## START ARTICLE

Area of Plane Geometrical Figures
Category : 9th Class
Area of Plane Figures
The area of a plane figure is the measurement of the surface enclosed by its boundry. In this chapter we will study about different plane figures with its area.
Area of Triangle
Area of \[\Delta \text{ABC}=\frac{1}{2}\text{BC}\times \text{AD}\] square unit
Area of right triangle \[=\frac{1}{2}\times \text{(perpendicular)}\times \text{Base}\] \[=\frac{1}{2}\times AB\times \text{BC}\]
Area of Triangle by Heron's Formula
Let a, b, c be the length of sides of a triangle
then area \[=\sqrt{s(s-a)(s-b)(s-c)}\]sq. unit where \[s=-\frac{1}{2}(a+b+c)\]
Area of Equilateral Triangle
Area \[=\frac{\sqrt{3}}{4}{{(side)}^{2}}=\frac{\sqrt{3}}{4}{{a}^{2}}\] Area of isosceles triangle
\[=\frac{1}{2}\times BC\times AD=\frac{1}{4}b\sqrt{4{{a}^{2}}-{{b}^{2}}}\]
Find the area of the triangle whose base = 25 cm and height = 10.8 cm.

## END ARTICLE

--- THE TASKS ---
a - Reproduce the page on areas of plane figures from "Area of Plane Geometrical" up to and including "height = 10.8 cm.", substituting "square units" for "square unit".
b - According to the page on areas of plane figures, how is the area of a right triangle calculated?

## START ENTRIES SHOWN

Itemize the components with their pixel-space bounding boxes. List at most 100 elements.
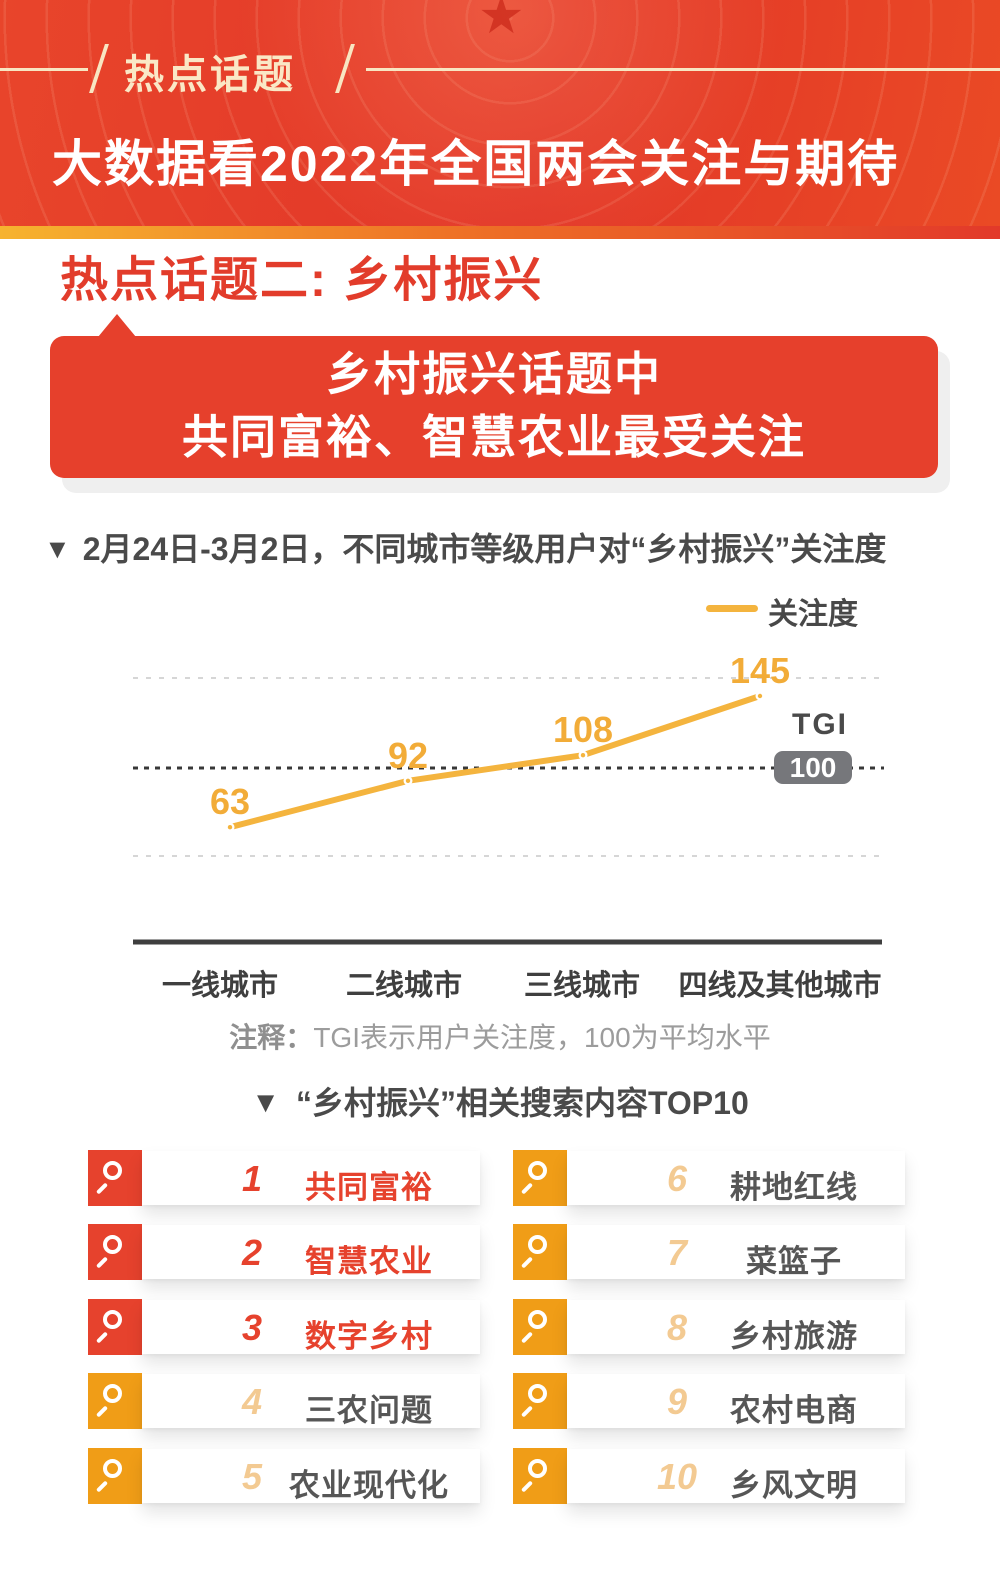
search-icon bbox=[528, 1161, 547, 1180]
rank-badge bbox=[513, 1224, 577, 1280]
tgi-line-chart bbox=[133, 677, 884, 945]
search-icon bbox=[103, 1235, 122, 1254]
rank-bar: 4 三农问题 bbox=[142, 1374, 480, 1428]
data-point-marker bbox=[757, 693, 763, 699]
gradient-divider bbox=[0, 226, 1000, 239]
top10-item-2: 2 智慧农业 bbox=[88, 1224, 480, 1282]
chart-title: ▼ 2月24日-3月2日，不同城市等级用户对“乡村振兴”关注度 bbox=[44, 524, 886, 570]
search-icon bbox=[103, 1459, 122, 1478]
rank-badge bbox=[513, 1373, 577, 1429]
data-point-label: 108 bbox=[552, 709, 614, 751]
rank-number: 4 bbox=[241, 1381, 263, 1422]
rank-label: 乡风文明 bbox=[730, 1468, 858, 1503]
rank-number: 6 bbox=[666, 1158, 688, 1199]
star-icon: ★ bbox=[478, 0, 525, 45]
rank-label: 共同富裕 bbox=[305, 1170, 433, 1205]
page-title: 大数据看2022年全国两会关注与期待 bbox=[52, 136, 900, 192]
x-axis-label-tier3: 三线城市 bbox=[523, 970, 640, 1002]
triangle-marker-icon: ▼ bbox=[44, 534, 71, 564]
legend-label: 关注度 bbox=[768, 598, 858, 631]
rank-number: 7 bbox=[666, 1232, 688, 1273]
x-axis-label-tier1: 一线城市 bbox=[161, 970, 278, 1002]
top10-section-title: ▼ “乡村振兴”相关搜索内容TOP10 bbox=[0, 1078, 1000, 1124]
slash-decor-left bbox=[89, 44, 109, 93]
data-point-label: 145 bbox=[729, 650, 791, 691]
search-icon bbox=[528, 1235, 547, 1254]
key-finding-banner: 乡村振兴话题中 共同富裕、智慧农业最受关注 bbox=[50, 314, 938, 478]
x-axis-label-tier4: 四线及其他城市 bbox=[678, 970, 882, 1002]
legend-line-swatch bbox=[706, 605, 758, 612]
rank-bar: 9 农村电商 bbox=[567, 1374, 905, 1428]
top10-item-7: 7 菜篮子 bbox=[513, 1224, 905, 1282]
chart-footnote: 注释：TGI表示用户关注度，100为平均水平 bbox=[0, 1016, 1000, 1056]
data-point-marker bbox=[227, 825, 233, 830]
chart-title-text: 2月24日-3月2日，不同城市等级用户对“乡村振兴”关注度 bbox=[82, 531, 887, 567]
footnote-prefix: 注释： bbox=[229, 1022, 314, 1053]
trend-line bbox=[227, 693, 763, 831]
rank-number: 9 bbox=[666, 1381, 688, 1422]
footnote-text: TGI表示用户关注度，100为平均水平 bbox=[313, 1022, 771, 1053]
rank-bar: 5 农业现代化 bbox=[142, 1449, 480, 1503]
top10-title-text: “乡村振兴”相关搜索内容TOP10 bbox=[295, 1085, 749, 1121]
rank-badge bbox=[513, 1150, 577, 1206]
rank-bar: 10 乡风文明 bbox=[567, 1449, 905, 1503]
header-tag-label: 热点话题 bbox=[124, 53, 296, 97]
tag-rule-left bbox=[0, 68, 88, 71]
search-icon bbox=[103, 1310, 122, 1329]
rank-badge bbox=[88, 1299, 152, 1355]
search-icon bbox=[528, 1310, 547, 1329]
rank-badge bbox=[513, 1448, 577, 1504]
rank-bar: 2 智慧农业 bbox=[142, 1225, 480, 1279]
tgi-100-badge: 100 bbox=[774, 751, 852, 784]
top10-item-5: 5 农业现代化 bbox=[88, 1448, 480, 1506]
data-point-label: 63 bbox=[209, 781, 251, 823]
rank-number: 8 bbox=[666, 1307, 688, 1348]
search-icon bbox=[103, 1384, 122, 1403]
rank-bar: 7 菜篮子 bbox=[567, 1225, 905, 1279]
top10-item-10: 10 乡风文明 bbox=[513, 1448, 905, 1506]
rank-number: 2 bbox=[241, 1232, 263, 1273]
rank-number: 3 bbox=[241, 1307, 263, 1348]
top10-item-8: 8 乡村旅游 bbox=[513, 1299, 905, 1357]
rank-label: 耕地红线 bbox=[730, 1170, 858, 1205]
rank-label: 乡村旅游 bbox=[730, 1319, 858, 1354]
banner-line1: 乡村振兴话题中 bbox=[326, 348, 662, 400]
tag-rule-right bbox=[366, 68, 1000, 71]
banner-text: 乡村振兴话题中 共同富裕、智慧农业最受关注 bbox=[50, 343, 938, 469]
slash-decor-right bbox=[335, 44, 355, 93]
rank-label: 菜篮子 bbox=[746, 1244, 842, 1279]
rank-bar: 1 共同富裕 bbox=[142, 1151, 480, 1205]
search-icon bbox=[103, 1161, 122, 1180]
rank-label: 农村电商 bbox=[730, 1393, 858, 1428]
search-icon bbox=[528, 1384, 547, 1403]
data-point-marker bbox=[580, 753, 586, 758]
rank-bar: 6 耕地红线 bbox=[567, 1151, 905, 1205]
header-banner: ★ 热点话题 大数据看2022年全国两会关注与期待 bbox=[0, 0, 1000, 226]
rank-badge bbox=[88, 1150, 152, 1206]
data-point-label: 92 bbox=[387, 734, 429, 776]
rank-badge bbox=[513, 1299, 577, 1355]
banner-pointer bbox=[98, 314, 136, 337]
search-icon bbox=[528, 1459, 547, 1478]
rank-number: 1 bbox=[241, 1158, 263, 1199]
x-axis-label-tier2: 二线城市 bbox=[345, 970, 462, 1002]
top10-item-9: 9 农村电商 bbox=[513, 1373, 905, 1431]
rank-badge bbox=[88, 1373, 152, 1429]
rank-number: 10 bbox=[656, 1456, 698, 1497]
rank-label: 智慧农业 bbox=[305, 1244, 433, 1279]
data-point-marker bbox=[405, 778, 411, 783]
tgi-axis-label: TGI bbox=[792, 708, 848, 741]
rank-badge bbox=[88, 1224, 152, 1280]
top10-item-6: 6 耕地红线 bbox=[513, 1150, 905, 1208]
rank-label: 农业现代化 bbox=[289, 1468, 449, 1503]
triangle-marker-icon: ▼ bbox=[251, 1087, 280, 1119]
top10-item-3: 3 数字乡村 bbox=[88, 1299, 480, 1357]
top10-item-1: 1 共同富裕 bbox=[88, 1150, 480, 1208]
rank-bar: 3 数字乡村 bbox=[142, 1300, 480, 1354]
rank-number: 5 bbox=[241, 1456, 263, 1497]
rank-badge bbox=[88, 1448, 152, 1504]
rank-bar: 8 乡村旅游 bbox=[567, 1300, 905, 1354]
top10-item-4: 4 三农问题 bbox=[88, 1373, 480, 1431]
banner-line2: 共同富裕、智慧农业最受关注 bbox=[182, 411, 806, 463]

## END ENTRIES SHOWN

--- ANSWERS TO THE TASKS ---
a -
Area of Plane Geometrical Figures
Category : 9th Class
Area of Plane Figures
The area of a plane figure is the measurement of the surface enclosed by its boundry. In this chapter we will study about different plane figures with its area.
Area of Triangle
Area of \[\Delta \text{ABC}=\frac{1}{2}\text{BC}\times \text{AD}\] square units
Area of right triangle \[=\frac{1}{2}\times \text{(perpendicular)}\times \text{Base}\] \[=\frac{1}{2}\times AB\times \text{BC}\]
Area of Triangle by Heron's Formula
Let a, b, c be the length of sides of a triangle
then area \[=\sqrt{s(s-a)(s-b)(s-c)}\]sq. unit where \[s=-\frac{1}{2}(a+b+c)\]
Area of Equilateral Triangle
Area \[=\frac{\sqrt{3}}{4}{{(side)}^{2}}=\frac{\sqrt{3}}{4}{{a}^{2}}\] Area of isosceles triangle
\[=\frac{1}{2}\times BC\times AD=\frac{1}{4}b\sqrt{4{{a}^{2}}-{{b}^{2}}}\]
Find the area of the triangle whose base = 25 cm and height = 10.8 cm.

b - It is one half multiplied by the perpendicular multiplied by the base.